PROVIDED DATA =
◇ ◇ ◇ ◇ ◇ ◇ ◇

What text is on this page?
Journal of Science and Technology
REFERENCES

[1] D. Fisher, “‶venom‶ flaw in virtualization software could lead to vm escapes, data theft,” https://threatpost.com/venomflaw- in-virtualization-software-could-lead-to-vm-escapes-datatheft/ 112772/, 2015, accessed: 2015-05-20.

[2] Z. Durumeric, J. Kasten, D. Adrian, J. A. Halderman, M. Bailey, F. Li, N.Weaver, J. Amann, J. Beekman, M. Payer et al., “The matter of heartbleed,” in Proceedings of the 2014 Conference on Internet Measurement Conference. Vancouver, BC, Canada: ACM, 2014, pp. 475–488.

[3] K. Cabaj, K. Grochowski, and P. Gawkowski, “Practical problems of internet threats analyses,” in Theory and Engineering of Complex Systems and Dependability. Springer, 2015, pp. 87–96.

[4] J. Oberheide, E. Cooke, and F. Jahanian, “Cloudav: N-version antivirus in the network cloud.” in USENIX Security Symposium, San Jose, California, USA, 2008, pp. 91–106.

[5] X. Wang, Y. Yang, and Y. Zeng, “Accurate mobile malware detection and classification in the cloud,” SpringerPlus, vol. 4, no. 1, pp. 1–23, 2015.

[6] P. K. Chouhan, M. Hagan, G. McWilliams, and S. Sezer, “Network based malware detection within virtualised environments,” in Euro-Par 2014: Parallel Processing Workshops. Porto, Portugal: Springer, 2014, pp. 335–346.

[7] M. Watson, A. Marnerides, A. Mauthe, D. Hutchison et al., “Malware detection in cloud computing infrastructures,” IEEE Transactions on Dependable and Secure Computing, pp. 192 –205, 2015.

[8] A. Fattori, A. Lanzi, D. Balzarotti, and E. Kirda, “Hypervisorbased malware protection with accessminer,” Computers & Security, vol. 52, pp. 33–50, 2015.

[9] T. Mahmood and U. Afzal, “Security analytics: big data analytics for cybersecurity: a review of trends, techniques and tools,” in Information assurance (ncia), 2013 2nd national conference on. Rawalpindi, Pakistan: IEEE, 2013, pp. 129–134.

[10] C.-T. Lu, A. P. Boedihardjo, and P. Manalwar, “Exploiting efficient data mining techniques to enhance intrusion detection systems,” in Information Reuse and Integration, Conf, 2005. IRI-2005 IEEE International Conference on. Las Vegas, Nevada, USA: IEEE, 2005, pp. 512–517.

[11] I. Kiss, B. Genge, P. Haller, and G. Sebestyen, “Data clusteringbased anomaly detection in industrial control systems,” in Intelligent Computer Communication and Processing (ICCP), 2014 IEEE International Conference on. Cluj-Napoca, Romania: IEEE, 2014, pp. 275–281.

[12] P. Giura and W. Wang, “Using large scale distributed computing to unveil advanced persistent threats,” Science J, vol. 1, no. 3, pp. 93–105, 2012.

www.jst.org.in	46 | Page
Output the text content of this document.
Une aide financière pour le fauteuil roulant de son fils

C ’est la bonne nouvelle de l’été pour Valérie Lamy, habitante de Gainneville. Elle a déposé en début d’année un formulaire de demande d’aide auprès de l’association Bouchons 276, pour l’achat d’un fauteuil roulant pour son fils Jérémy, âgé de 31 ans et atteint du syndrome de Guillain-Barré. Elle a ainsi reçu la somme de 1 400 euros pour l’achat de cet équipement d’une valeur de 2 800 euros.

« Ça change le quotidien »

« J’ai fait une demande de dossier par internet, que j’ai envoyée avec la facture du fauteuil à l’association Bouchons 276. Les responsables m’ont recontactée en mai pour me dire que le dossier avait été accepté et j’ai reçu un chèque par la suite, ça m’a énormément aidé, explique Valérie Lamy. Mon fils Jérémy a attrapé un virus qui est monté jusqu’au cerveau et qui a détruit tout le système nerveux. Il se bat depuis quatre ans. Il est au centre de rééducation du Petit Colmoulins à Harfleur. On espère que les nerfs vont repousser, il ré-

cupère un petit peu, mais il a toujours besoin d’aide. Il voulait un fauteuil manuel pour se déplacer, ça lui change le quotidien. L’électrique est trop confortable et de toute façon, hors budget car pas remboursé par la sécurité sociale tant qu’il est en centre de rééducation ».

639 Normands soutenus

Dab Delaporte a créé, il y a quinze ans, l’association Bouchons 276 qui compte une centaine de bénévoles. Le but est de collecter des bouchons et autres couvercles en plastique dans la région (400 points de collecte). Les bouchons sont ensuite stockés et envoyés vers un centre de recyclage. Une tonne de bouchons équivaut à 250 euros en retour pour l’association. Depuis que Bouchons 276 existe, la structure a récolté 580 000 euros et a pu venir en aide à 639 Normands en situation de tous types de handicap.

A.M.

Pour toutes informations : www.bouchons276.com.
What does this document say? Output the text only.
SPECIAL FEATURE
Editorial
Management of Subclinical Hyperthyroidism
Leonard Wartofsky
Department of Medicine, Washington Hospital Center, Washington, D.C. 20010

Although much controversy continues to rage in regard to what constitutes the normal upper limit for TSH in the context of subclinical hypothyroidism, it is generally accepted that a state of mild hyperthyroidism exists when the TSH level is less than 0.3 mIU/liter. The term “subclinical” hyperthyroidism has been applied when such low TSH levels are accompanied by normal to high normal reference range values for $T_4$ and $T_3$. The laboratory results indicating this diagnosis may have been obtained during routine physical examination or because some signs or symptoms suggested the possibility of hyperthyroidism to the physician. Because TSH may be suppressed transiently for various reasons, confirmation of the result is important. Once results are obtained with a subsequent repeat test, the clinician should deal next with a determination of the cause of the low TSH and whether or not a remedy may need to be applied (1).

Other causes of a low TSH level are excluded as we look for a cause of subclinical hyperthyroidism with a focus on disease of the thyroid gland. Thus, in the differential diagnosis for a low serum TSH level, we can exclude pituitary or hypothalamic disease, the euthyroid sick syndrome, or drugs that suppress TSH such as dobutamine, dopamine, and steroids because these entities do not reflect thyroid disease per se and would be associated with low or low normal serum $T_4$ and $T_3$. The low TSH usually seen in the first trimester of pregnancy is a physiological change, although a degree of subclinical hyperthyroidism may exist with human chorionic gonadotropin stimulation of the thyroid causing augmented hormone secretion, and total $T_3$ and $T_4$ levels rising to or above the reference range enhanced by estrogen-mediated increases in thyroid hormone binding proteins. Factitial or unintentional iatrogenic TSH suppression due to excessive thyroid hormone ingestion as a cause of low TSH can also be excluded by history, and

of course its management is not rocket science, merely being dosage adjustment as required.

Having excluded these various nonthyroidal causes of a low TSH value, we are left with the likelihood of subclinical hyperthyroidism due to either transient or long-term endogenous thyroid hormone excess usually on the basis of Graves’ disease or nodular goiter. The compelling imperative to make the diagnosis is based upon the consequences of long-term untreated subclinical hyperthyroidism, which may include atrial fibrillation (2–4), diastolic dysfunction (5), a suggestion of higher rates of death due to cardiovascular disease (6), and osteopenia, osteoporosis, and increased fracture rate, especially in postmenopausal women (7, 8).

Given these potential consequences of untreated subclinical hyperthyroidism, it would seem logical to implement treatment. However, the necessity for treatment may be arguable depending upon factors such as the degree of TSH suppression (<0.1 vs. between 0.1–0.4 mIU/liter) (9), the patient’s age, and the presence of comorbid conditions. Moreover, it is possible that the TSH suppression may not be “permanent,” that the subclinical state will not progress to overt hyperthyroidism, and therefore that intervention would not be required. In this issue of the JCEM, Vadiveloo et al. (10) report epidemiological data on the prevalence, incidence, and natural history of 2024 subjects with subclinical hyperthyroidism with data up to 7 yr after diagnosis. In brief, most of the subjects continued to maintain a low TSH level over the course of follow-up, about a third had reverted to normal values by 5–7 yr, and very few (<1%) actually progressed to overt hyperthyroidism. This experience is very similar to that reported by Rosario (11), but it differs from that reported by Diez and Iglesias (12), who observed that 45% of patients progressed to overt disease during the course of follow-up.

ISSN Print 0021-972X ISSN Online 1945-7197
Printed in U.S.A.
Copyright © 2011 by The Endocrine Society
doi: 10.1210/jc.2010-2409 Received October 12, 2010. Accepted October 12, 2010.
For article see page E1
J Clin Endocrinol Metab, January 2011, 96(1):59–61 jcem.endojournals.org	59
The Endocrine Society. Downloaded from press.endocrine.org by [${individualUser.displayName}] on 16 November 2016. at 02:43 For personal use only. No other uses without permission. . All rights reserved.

◇ ◇ ◇ ◇ ◇ ◇ ◇

WHAT YOU SHOULD DO = The expected answer is a copy of every line in the entries that holds the word "only".

ANSWER SPACE =
What does this document say? Output the text only.
The Endocrine Society. Downloaded from press.endocrine.org by [${individualUser.displayName}] on 16 November 2016. at 02:43 For personal use only. No other uses without permission. . All rights reserved.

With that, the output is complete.